-- WHAT IS REQUIRED --
Find the string "mygtuku" in the entries and copy each line that has it.

[ENTRIES SUPPLIED start]

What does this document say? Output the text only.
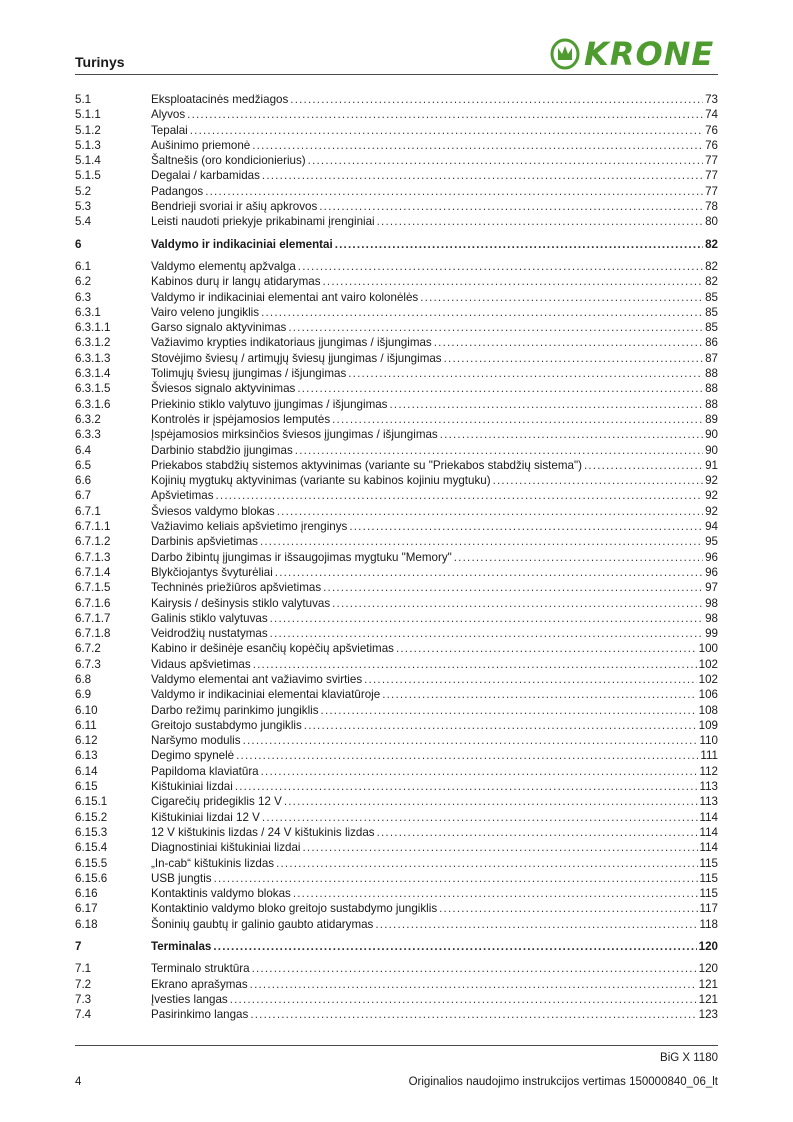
Turinys	KRONE
5.1	Eksploatacinės medžiagos .....	73
5.1.1	Alyvos .....	74
5.1.2	Tepalai .....	76
5.1.3	Aušinimo priemonė .....	76
5.1.4	Šaltnešis (oro kondicionierius) .....	77
5.1.5	Degalai / karbamidas .....	77
5.2	Padangos .....	77
5.3	Bendrieji svoriai ir ašių apkrovos .....	78
5.4	Leisti naudoti priekyje prikabinami įrenginiai .....	80
6	Valdymo ir indikaciniai elementai .....	82
6.1	Valdymo elementų apžvalga .....	82
6.2	Kabinos durų ir langų atidarymas .....	82
6.3	Valdymo ir indikaciniai elementai ant vairo kolonėlės .....	85
6.3.1	Vairo veleno jungiklis .....	85
6.3.1.1	Garso signalo aktyvinimas .....	85
6.3.1.2	Važiavimo krypties indikatoriaus įjungimas / išjungimas .....	86
6.3.1.3	Stovėjimo šviesų / artimųjų šviesų įjungimas / išjungimas .....	87
6.3.1.4	Tolimųjų šviesų įjungimas / išjungimas .....	88
6.3.1.5	Šviesos signalo aktyvinimas .....	88
6.3.1.6	Priekinio stiklo valytuvo įjungimas / išjungimas .....	88
6.3.2	Kontrolės ir įspėjamosios lemputės .....	89
6.3.3	Įspėjamosios mirksinčios šviesos įjungimas / išjungimas .....	90
6.4	Darbinio stabdžio įjungimas .....	90
6.5	Priekabos stabdžių sistemos aktyvinimas (variante su "Priekabos stabdžių sistema") .....	91
6.6	Kojinių mygtukų aktyvinimas (variante su kabinos kojiniu mygtuku) .....	92
6.7	Apšvietimas .....	92
6.7.1	Šviesos valdymo blokas .....	92
6.7.1.1	Važiavimo keliais apšvietimo įrenginys .....	94
6.7.1.2	Darbinis apšvietimas .....	95
6.7.1.3	Darbo žibintų įjungimas ir išsaugojimas mygtuku "Memory" .....	96
6.7.1.4	Blykčiojantys švyturėliai .....	96
6.7.1.5	Techninės priežiūros apšvietimas .....	97
6.7.1.6	Kairysis / dešinysis stiklo valytuvas .....	98
6.7.1.7	Galinis stiklo valytuvas .....	98
6.7.1.8	Veidrodžių nustatymas .....	99
6.7.2	Kabino ir dešinėje esančių kopėčių apšvietimas .....	100
6.7.3	Vidaus apšvietimas .....	102
6.8	Valdymo elementai ant važiavimo svirties .....	102
6.9	Valdymo ir indikaciniai elementai klaviatūroje .....	106
6.10	Darbo režimų parinkimo jungiklis .....	108
6.11	Greitojo sustabdymo jungiklis .....	109
6.12	Naršymo modulis .....	110
6.13	Degimo spynelė .....	111
6.14	Papildoma klaviatūra .....	112
6.15	Kištukiniai lizdai .....	113
6.15.1	Cigarečių pridegiklis 12 V .....	113
6.15.2	Kištukiniai lizdai 12 V .....	114
6.15.3	12 V kištukinis lizdas / 24 V kištukinis lizdas .....	114
6.15.4	Diagnostiniai kištukiniai lizdai .....	114
6.15.5	„In-cab“ kištukinis lizdas .....	115
6.15.6	USB jungtis .....	115
6.16	Kontaktinis valdymo blokas .....	115
6.17	Kontaktinio valdymo bloko greitojo sustabdymo jungiklis .....	117
6.18	Šoninių gaubtų ir galinio gaubto atidarymas .....	118
7	Terminalas .....	120
7.1	Terminalo struktūra .....	120
7.2	Ekrano aprašymas .....	121
7.3	Įvesties langas .....	121
7.4	Pasirinkimo langas .....	123
BiG X 1180
4	Originalios naudojimo instrukcijos vertimas 150000840_06_lt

[ENTRIES SUPPLIED end]

-- RESULT FOR THIS EXERCISE --
6.6	Kojinių mygtukų aktyvinimas (variante su kabinos kojiniu mygtuku) .....	92
6.7.1.3	Darbo žibintų įjungimas ir išsaugojimas mygtuku "Memory" .....	96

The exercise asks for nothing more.